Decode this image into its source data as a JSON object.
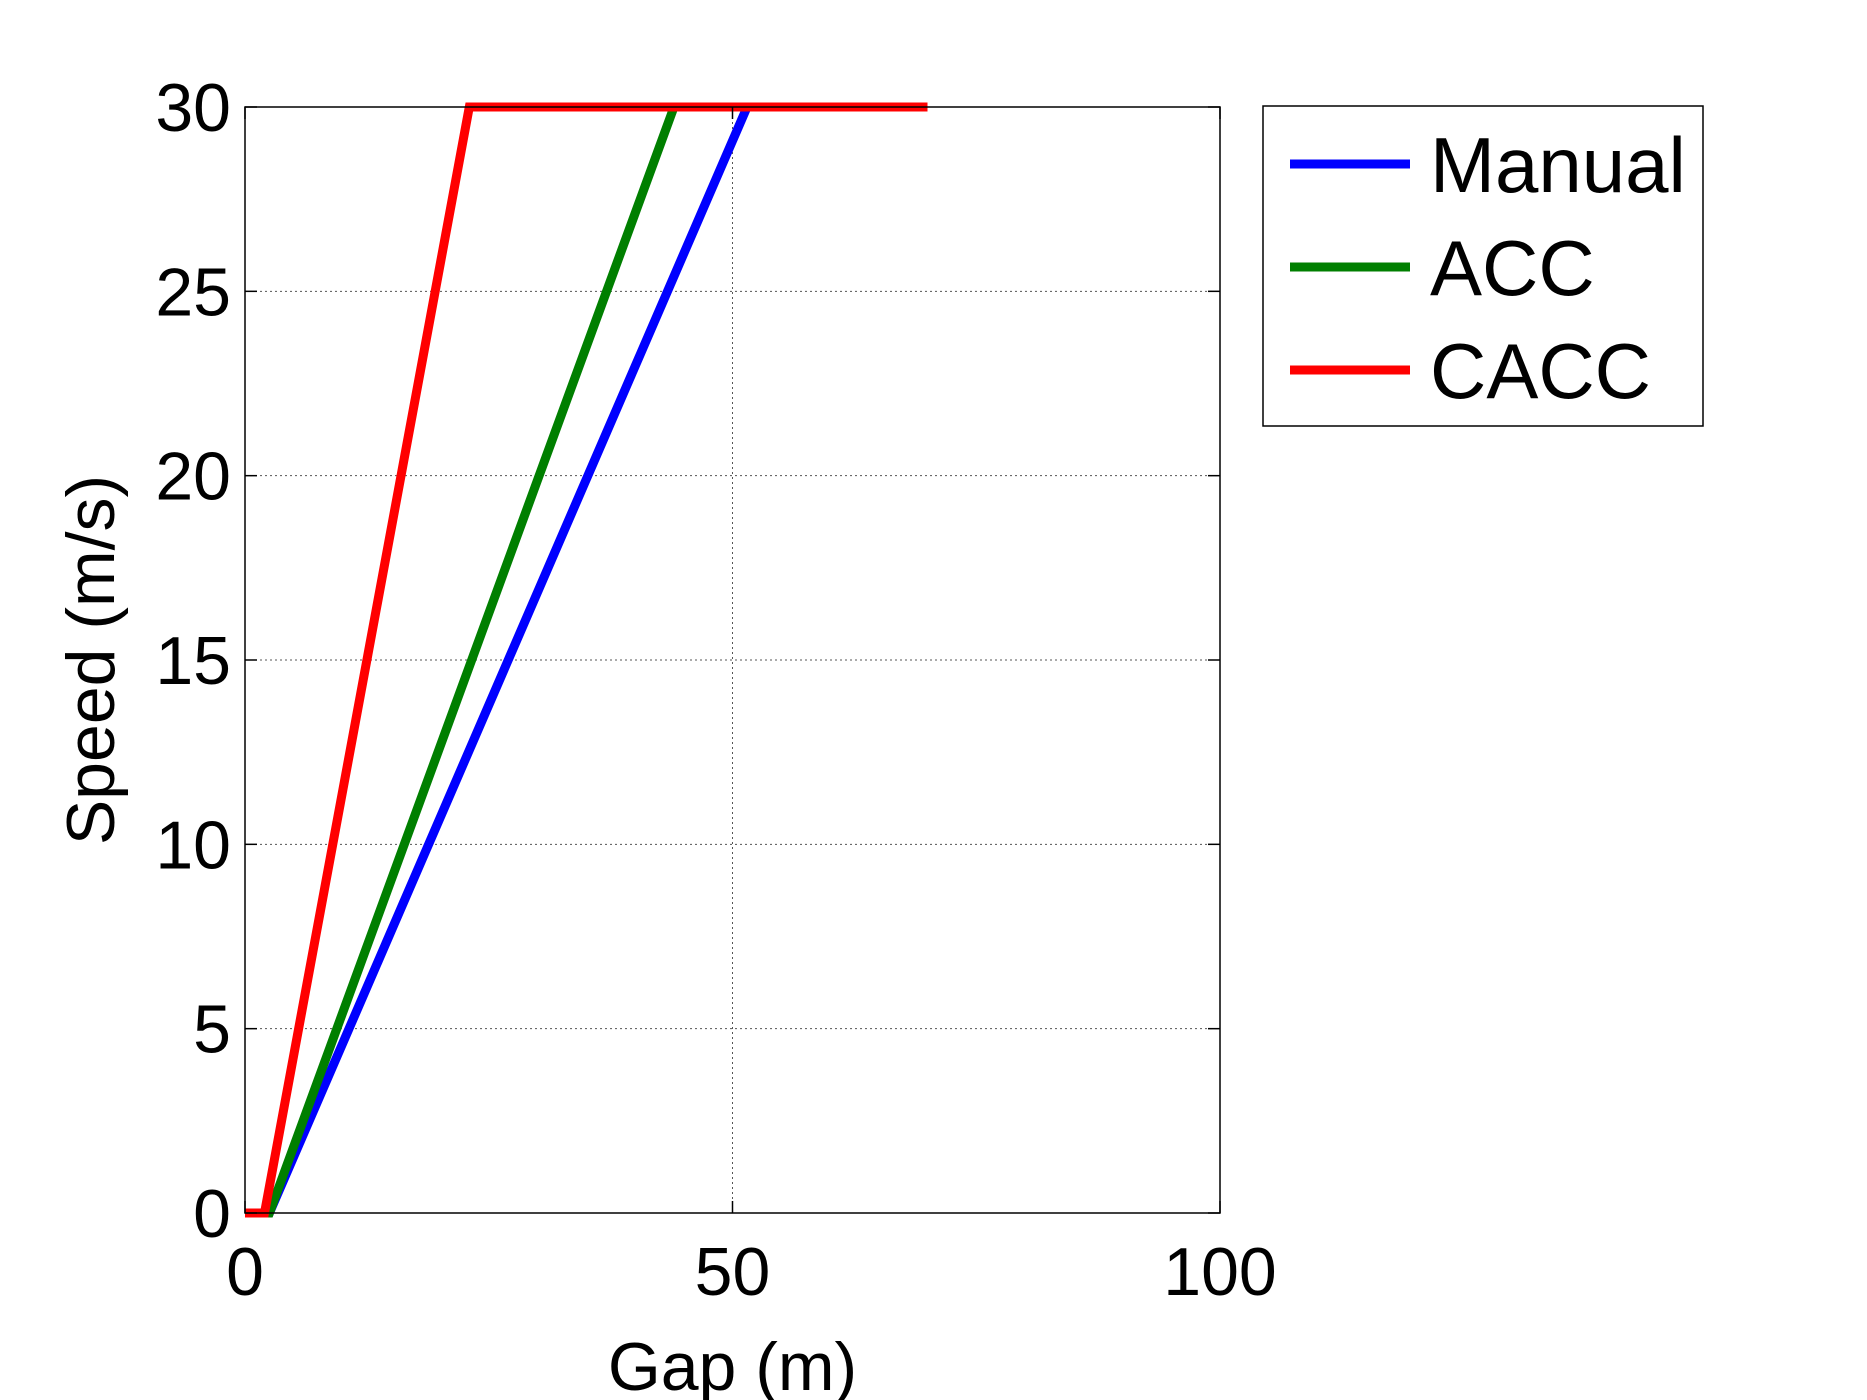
{
  "chart_data": {
    "type": "line",
    "title": "",
    "xlabel": "Gap (m)",
    "ylabel": "Speed (m/s)",
    "xlim": [
      0,
      100
    ],
    "ylim": [
      0,
      30
    ],
    "xticks": [
      0,
      50,
      100
    ],
    "xtick_labels": [
      "0",
      "50",
      "100"
    ],
    "yticks": [
      0,
      5,
      10,
      15,
      20,
      25,
      30
    ],
    "ytick_labels": [
      "0",
      "5",
      "10",
      "15",
      "20",
      "25",
      "30"
    ],
    "grid": true,
    "legend_position": "outside-right-top",
    "series": [
      {
        "name": "Manual",
        "color": "#0000ff",
        "x": [
          0,
          2.5,
          51.5
        ],
        "y": [
          0,
          0,
          30
        ]
      },
      {
        "name": "ACC",
        "color": "#007f00",
        "x": [
          0,
          2.5,
          44
        ],
        "y": [
          0,
          0,
          30
        ]
      },
      {
        "name": "CACC",
        "color": "#ff0000",
        "x": [
          0,
          2,
          23,
          70
        ],
        "y": [
          0,
          0,
          30,
          30
        ]
      }
    ]
  }
}
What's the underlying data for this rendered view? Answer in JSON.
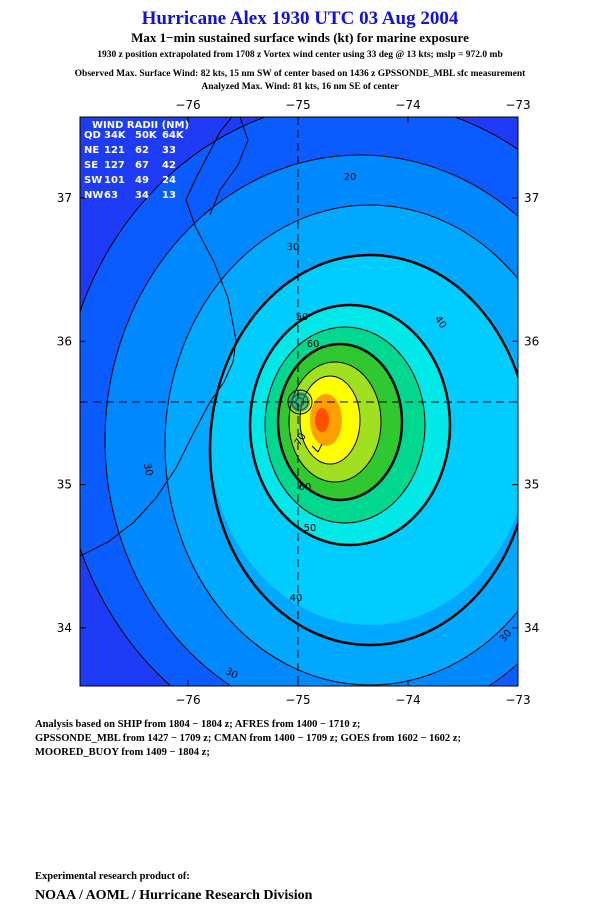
{
  "header": {
    "title": "Hurricane Alex 1930 UTC 03 Aug 2004",
    "subtitle": "Max 1−min sustained surface winds (kt) for marine exposure",
    "lines": [
      "1930 z position extrapolated from 1708 z Vortex wind center using 33 deg @ 13 kts; mslp = 972.0 mb",
      "Observed Max. Surface Wind: 82 kts, 15 nm SW of center based on 1436 z GPSSONDE_MBL sfc measurement",
      "Analyzed Max. Wind: 81 kts, 16 nm SE of center"
    ]
  },
  "map": {
    "lon_ticks": [
      "−76",
      "−75",
      "−74",
      "−73"
    ],
    "lat_ticks": [
      "37",
      "36",
      "35",
      "34"
    ],
    "wind_radii": {
      "title": "WIND RADII (NM)",
      "header": [
        "QD",
        "34K",
        "50K",
        "64K"
      ],
      "rows": [
        [
          "NE",
          "121",
          "62",
          "33"
        ],
        [
          "SE",
          "127",
          "67",
          "42"
        ],
        [
          "SW",
          "101",
          "49",
          "24"
        ],
        [
          "NW",
          "63",
          "34",
          "13"
        ]
      ]
    },
    "contour_labels": [
      "20",
      "30",
      "40",
      "50",
      "60",
      "70",
      "60",
      "50",
      "40",
      "30",
      "30",
      "30"
    ]
  },
  "footer": {
    "sources": [
      "Analysis based on  SHIP from 1804 − 1804 z;  AFRES from 1400 − 1710 z;",
      "GPSSONDE_MBL from 1427 − 1709 z;  CMAN from 1400 − 1709 z;  GOES from 1602 − 1602 z;",
      "MOORED_BUOY from 1409 − 1804 z;"
    ],
    "credit": "Experimental research product of:",
    "org": "NOAA / AOML / Hurricane Research Division"
  }
}
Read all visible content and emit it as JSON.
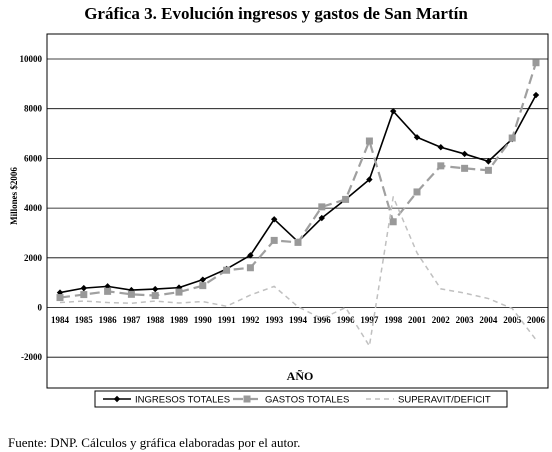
{
  "chart_data": {
    "type": "line",
    "title": "Gráfica 3. Evolución ingresos y gastos de San Martín",
    "xlabel": "AÑO",
    "ylabel": "Millones $2006",
    "ylim": [
      -2000,
      11000
    ],
    "yticks": [
      "-2000",
      "0",
      "2000",
      "4000",
      "6000",
      "8000",
      "10000"
    ],
    "categories": [
      "1984",
      "1985",
      "1986",
      "1987",
      "1988",
      "1989",
      "1990",
      "1991",
      "1992",
      "1993",
      "1994",
      "1996",
      "1996",
      "1997",
      "1998",
      "2001",
      "2002",
      "2003",
      "2004",
      "2005",
      "2006"
    ],
    "series": [
      {
        "name": "INGRESOS TOTALES",
        "color": "#000000",
        "values": [
          600,
          780,
          850,
          700,
          740,
          800,
          1120,
          1550,
          2100,
          3550,
          2650,
          3600,
          4350,
          5150,
          7900,
          6850,
          6450,
          6180,
          5880,
          6780,
          8550
        ]
      },
      {
        "name": "GASTOS TOTALES",
        "color": "#a0a0a0",
        "values": [
          400,
          520,
          650,
          530,
          480,
          620,
          880,
          1500,
          1600,
          2700,
          2620,
          4050,
          4350,
          6700,
          3450,
          4650,
          5700,
          5600,
          5520,
          6820,
          9850
        ]
      },
      {
        "name": "SUPERAVIT/DEFICIT",
        "color": "#c0c0c0",
        "values": [
          200,
          260,
          200,
          170,
          260,
          180,
          240,
          50,
          500,
          850,
          30,
          -450,
          0,
          -1550,
          4450,
          2200,
          750,
          580,
          360,
          -40,
          -1300
        ]
      }
    ],
    "grid": true,
    "legend_position": "bottom"
  },
  "source": "Fuente: DNP. Cálculos y gráfica elaboradas por el autor."
}
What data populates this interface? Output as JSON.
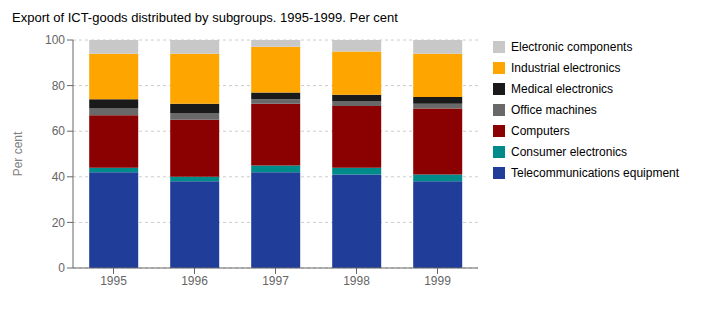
{
  "chart_data": {
    "type": "bar",
    "stacked": true,
    "title": "Export of ICT-goods distributed by subgroups.  1995-1999.  Per cent",
    "ylabel": "Per cent",
    "categories": [
      "1995",
      "1996",
      "1997",
      "1998",
      "1999"
    ],
    "series": [
      {
        "name": "Telecommunications equipment",
        "color": "#1f3d99",
        "values": [
          42,
          38,
          42,
          41,
          38
        ]
      },
      {
        "name": "Consumer electronics",
        "color": "#008b8b",
        "values": [
          2,
          2,
          3,
          3,
          3
        ]
      },
      {
        "name": "Computers",
        "color": "#8b0000",
        "values": [
          23,
          25,
          27,
          27,
          29
        ]
      },
      {
        "name": "Office machines",
        "color": "#696969",
        "values": [
          3,
          3,
          2,
          2,
          2
        ]
      },
      {
        "name": "Medical electronics",
        "color": "#1a1a1a",
        "values": [
          4,
          4,
          3,
          3,
          3
        ]
      },
      {
        "name": "Industrial electronics",
        "color": "#ffa500",
        "values": [
          20,
          22,
          20,
          19,
          19
        ]
      },
      {
        "name": "Electronic components",
        "color": "#c8c8c8",
        "values": [
          6,
          6,
          3,
          5,
          6
        ]
      }
    ],
    "ylim": [
      0,
      100
    ],
    "yticks": [
      0,
      20,
      40,
      60,
      80,
      100
    ],
    "grid": true,
    "legend": "right"
  }
}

________________________

Exercise aim
Keep only the lines that hold the string "TOTALES", and copy them out.

Solution for this problem
        "name": "INGRESOS TOTALES",
        "name": "GASTOS TOTALES",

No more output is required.